> **What you need to do**:
Return each line containing "ValidLB".

··· Data shown

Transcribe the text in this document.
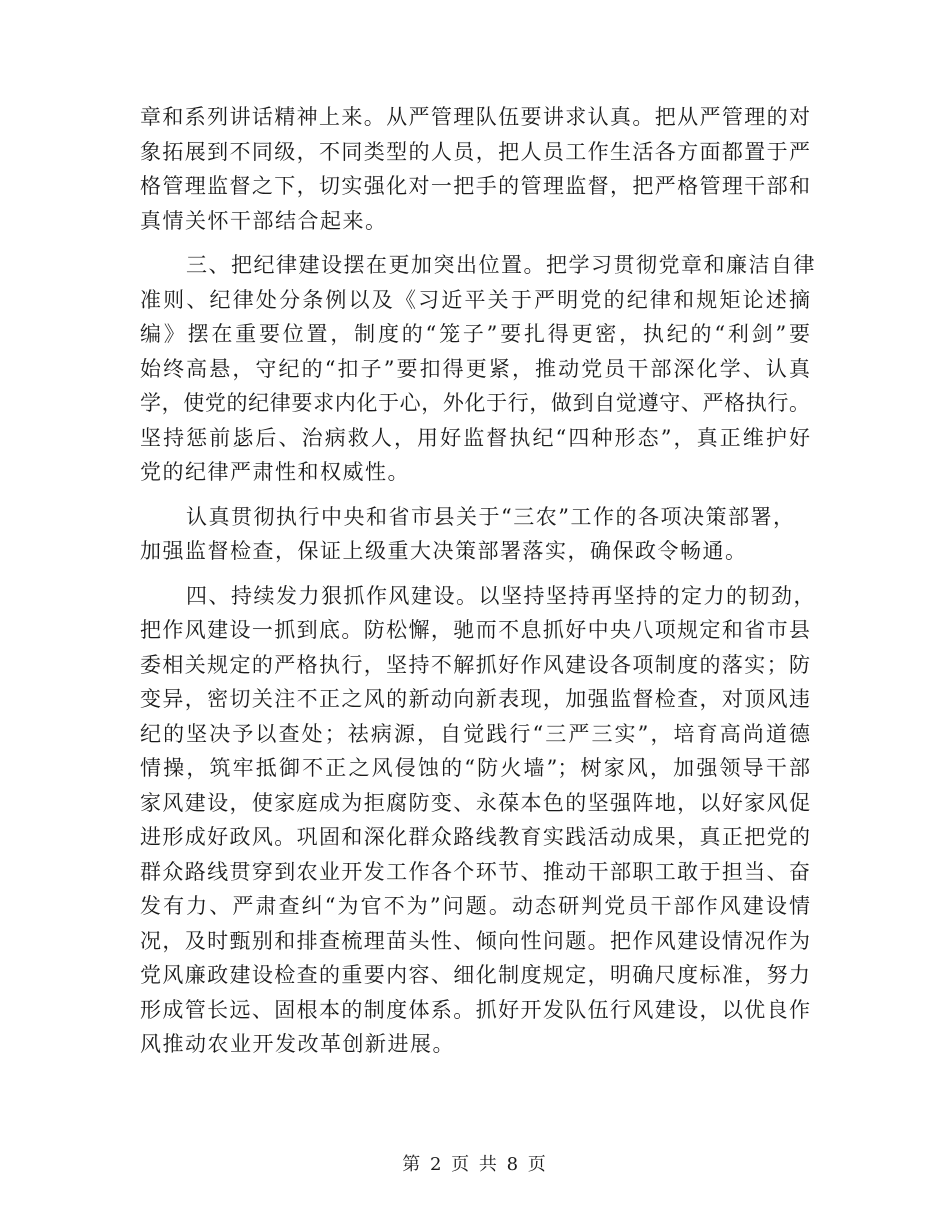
章和系列讲话精神上来。从严管理队伍要讲求认真。把从严管理的对
象拓展到不同级，不同类型的人员，把人员工作生活各方面都置于严
格管理监督之下，切实强化对一把手的管理监督，把严格管理干部和
真情关怀干部结合起来。
三、把纪律建设摆在更加突出位置。把学习贯彻党章和廉洁自律
准则、纪律处分条例以及《习近平关于严明党的纪律和规矩论述摘
编》摆在重要位置，制度的“笼子”要扎得更密，执纪的“利剑”要
始终高悬，守纪的“扣子”要扣得更紧，推动党员干部深化学、认真
学，使党的纪律要求内化于心，外化于行，做到自觉遵守、严格执行。
坚持惩前毖后、治病救人，用好监督执纪“四种形态”，真正维护好
党的纪律严肃性和权威性。
认真贯彻执行中央和省市县关于“三农”工作的各项决策部署，
加强监督检查，保证上级重大决策部署落实，确保政令畅通。
四、持续发力狠抓作风建设。以坚持坚持再坚持的定力的韧劲，
把作风建设一抓到底。防松懈，驰而不息抓好中央八项规定和省市县
委相关规定的严格执行，坚持不解抓好作风建设各项制度的落实；防
变异，密切关注不正之风的新动向新表现，加强监督检查，对顶风违
纪的坚决予以查处；祛病源，自觉践行“三严三实”，培育高尚道德
情操，筑牢抵御不正之风侵蚀的“防火墙”；树家风，加强领导干部
家风建设，使家庭成为拒腐防变、永葆本色的坚强阵地，以好家风促
进形成好政风。巩固和深化群众路线教育实践活动成果，真正把党的
群众路线贯穿到农业开发工作各个环节、推动干部职工敢于担当、奋
发有力、严肃查纠“为官不为”问题。动态研判党员干部作风建设情
况，及时甄别和排查梳理苗头性、倾向性问题。把作风建设情况作为
党风廉政建设检查的重要内容、细化制度规定，明确尺度标准，努力
形成管长远、固根本的制度体系。抓好开发队伍行风建设，以优良作
风推动农业开发改革创新进展。
第 2 页 共 8 页
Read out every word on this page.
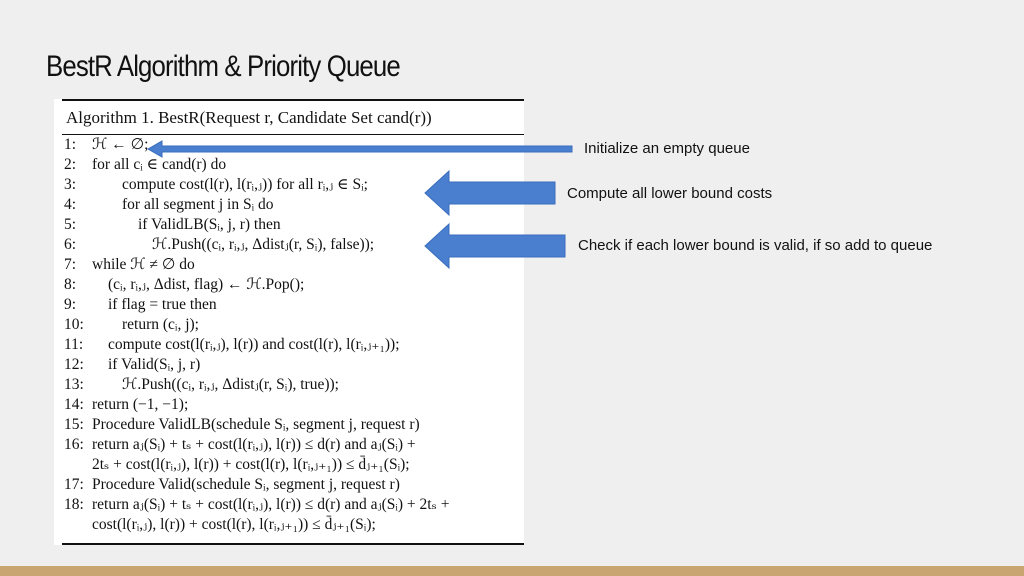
BestR Algorithm & Priority Queue
Algorithm 1. BestR(Request r, Candidate Set cand(r))
1: ℋ ← ∅;
2: for all cᵢ ∈ cand(r) do
3:	compute cost(l(r), l(rᵢ,ⱼ)) for all rᵢ,ⱼ ∈ Sᵢ;
4:	for all segment j in Sᵢ do
5:	if ValidLB(Sᵢ, j, r) then
6:	ℋ.Push((cᵢ, rᵢ,ⱼ, Δdistⱼ(r, Sᵢ), false));
7: while ℋ ≠ ∅ do
8: (cᵢ, rᵢ,ⱼ, Δdist, flag) ← ℋ.Pop();
9: if flag = true then
10: return (cᵢ, j);
11: compute cost(l(rᵢ,ⱼ), l(r)) and cost(l(r), l(rᵢ,ⱼ₊₁));
12: if Valid(Sᵢ, j, r)
13: ℋ.Push((cᵢ, rᵢ,ⱼ, Δdistⱼ(r, Sᵢ), true));
14: return (−1, −1);
15: Procedure ValidLB(schedule Sᵢ, segment j, request r)
16: return aⱼ(Sᵢ) + tₛ + cost(l(rᵢ,ⱼ), l(r)) ≤ d(r) and aⱼ(Sᵢ) +
2tₛ + cost(l(rᵢ,ⱼ), l(r)) + cost(l(r), l(rᵢ,ⱼ₊₁)) ≤ d̄ⱼ₊₁(Sᵢ);
17: Procedure Valid(schedule Sᵢ, segment j, request r)
18: return aⱼ(Sᵢ) + tₛ + cost(l(rᵢ,ⱼ), l(r)) ≤ d(r) and aⱼ(Sᵢ) + 2tₛ +
cost(l(rᵢ,ⱼ), l(r)) + cost(l(r), l(rᵢ,ⱼ₊₁)) ≤ d̄ⱼ₊₁(Sᵢ);
Initialize an empty queue
Compute all lower bound costs
Check if each lower bound is valid, if so add to queue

······

> **Expected answer**:
5:	if ValidLB(Sᵢ, j, r) then
15: Procedure ValidLB(schedule Sᵢ, segment j, request r)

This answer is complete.